[Objective]:
All lines featuring the string "date" are to be listed.

** START **

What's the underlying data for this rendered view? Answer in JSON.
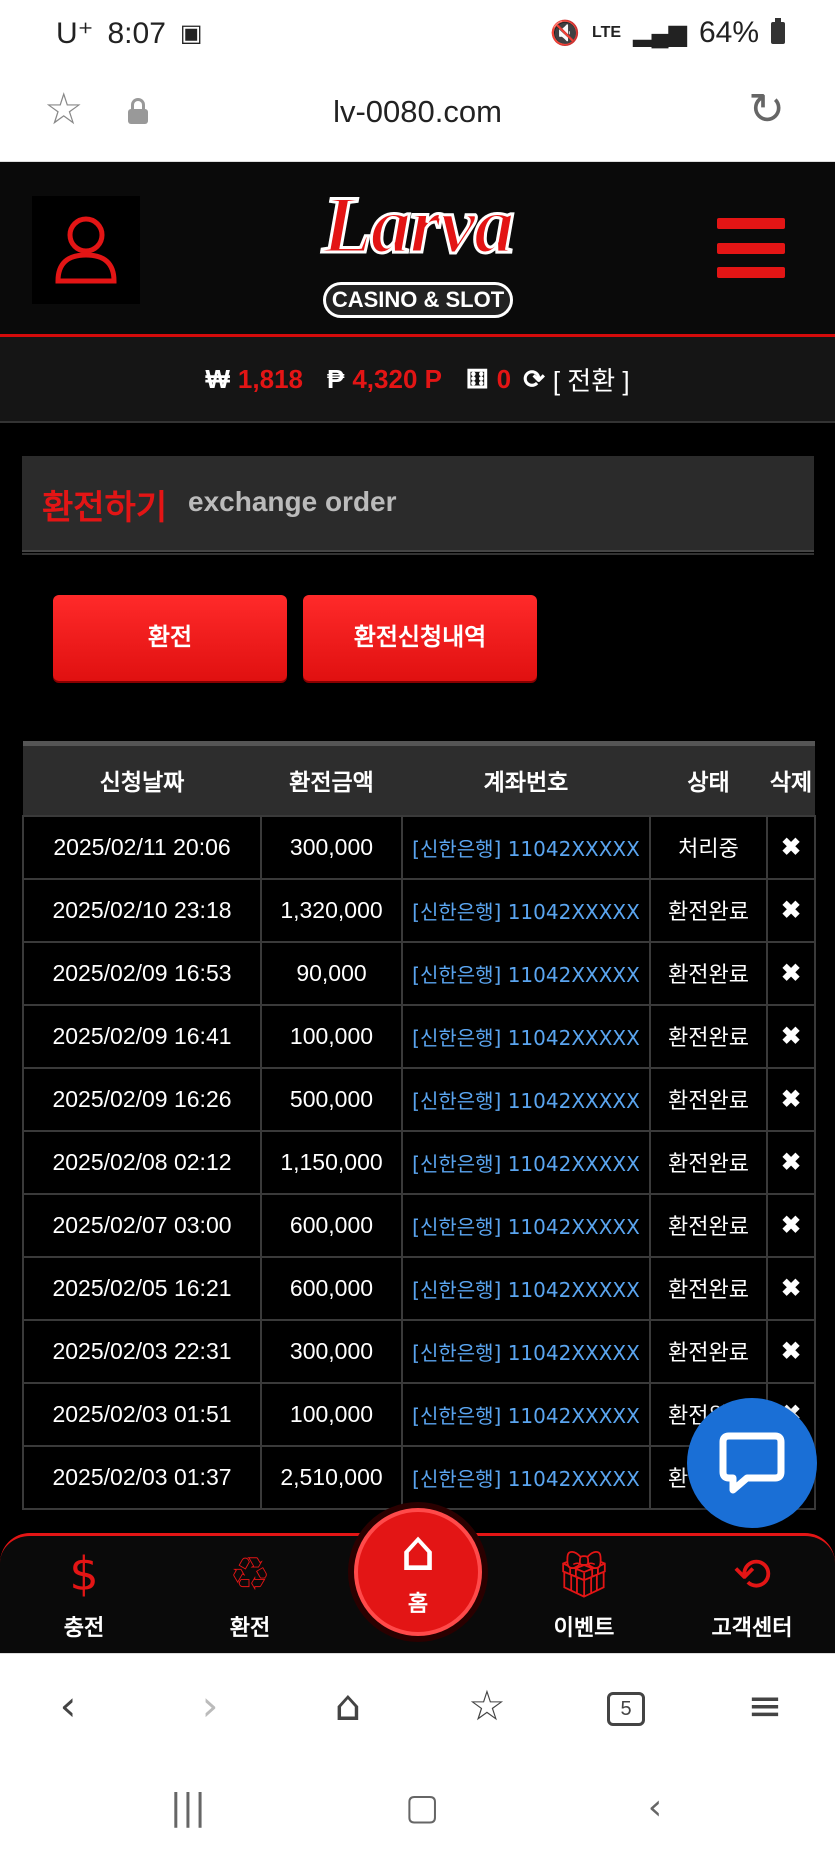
{
  "status_bar": {
    "carrier": "U⁺",
    "time": "8:07",
    "network": "LTE",
    "battery": "64%"
  },
  "browser": {
    "url": "lv-0080.com",
    "tabs_count": "5"
  },
  "site": {
    "logo_main": "Larva",
    "logo_sub": "CASINO & SLOT",
    "accent_color": "#e31515"
  },
  "balance": {
    "won_symbol": "₩",
    "won_value": "1,818",
    "point_symbol": "₱",
    "point_value": "4,320 P",
    "chip_value": "0",
    "swap_label": "[ 전환 ]"
  },
  "page": {
    "title_kr": "환전하기",
    "title_en": "exchange order",
    "btn_exchange": "환전",
    "btn_history": "환전신청내역"
  },
  "table": {
    "headers": [
      "신청날짜",
      "환전금액",
      "계좌번호",
      "상태",
      "삭제"
    ],
    "rows": [
      {
        "date": "2025/02/11 20:06",
        "amount": "300,000",
        "account": "[신한은행] 11042XXXXX",
        "status": "처리중",
        "del": "✖"
      },
      {
        "date": "2025/02/10 23:18",
        "amount": "1,320,000",
        "account": "[신한은행] 11042XXXXX",
        "status": "환전완료",
        "del": "✖"
      },
      {
        "date": "2025/02/09 16:53",
        "amount": "90,000",
        "account": "[신한은행] 11042XXXXX",
        "status": "환전완료",
        "del": "✖"
      },
      {
        "date": "2025/02/09 16:41",
        "amount": "100,000",
        "account": "[신한은행] 11042XXXXX",
        "status": "환전완료",
        "del": "✖"
      },
      {
        "date": "2025/02/09 16:26",
        "amount": "500,000",
        "account": "[신한은행] 11042XXXXX",
        "status": "환전완료",
        "del": "✖"
      },
      {
        "date": "2025/02/08 02:12",
        "amount": "1,150,000",
        "account": "[신한은행] 11042XXXXX",
        "status": "환전완료",
        "del": "✖"
      },
      {
        "date": "2025/02/07 03:00",
        "amount": "600,000",
        "account": "[신한은행] 11042XXXXX",
        "status": "환전완료",
        "del": "✖"
      },
      {
        "date": "2025/02/05 16:21",
        "amount": "600,000",
        "account": "[신한은행] 11042XXXXX",
        "status": "환전완료",
        "del": "✖"
      },
      {
        "date": "2025/02/03 22:31",
        "amount": "300,000",
        "account": "[신한은행] 11042XXXXX",
        "status": "환전완료",
        "del": "✖"
      },
      {
        "date": "2025/02/03 01:51",
        "amount": "100,000",
        "account": "[신한은행] 11042XXXXX",
        "status": "환전완료",
        "del": "✖"
      },
      {
        "date": "2025/02/03 01:37",
        "amount": "2,510,000",
        "account": "[신한은행] 11042XXXXX",
        "status": "환전완료",
        "del": "✖"
      }
    ]
  },
  "bottom_nav": {
    "deposit": "충전",
    "withdraw": "환전",
    "home": "홈",
    "event": "이벤트",
    "support": "고객센터"
  }
}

** END **

[Task output]:
        "date": "2025/02/11 20:06",
        "date": "2025/02/10 23:18",
        "date": "2025/02/09 16:53",
        "date": "2025/02/09 16:41",
        "date": "2025/02/09 16:26",
        "date": "2025/02/08 02:12",
        "date": "2025/02/07 03:00",
        "date": "2025/02/05 16:21",
        "date": "2025/02/03 22:31",
        "date": "2025/02/03 01:51",
        "date": "2025/02/03 01:37",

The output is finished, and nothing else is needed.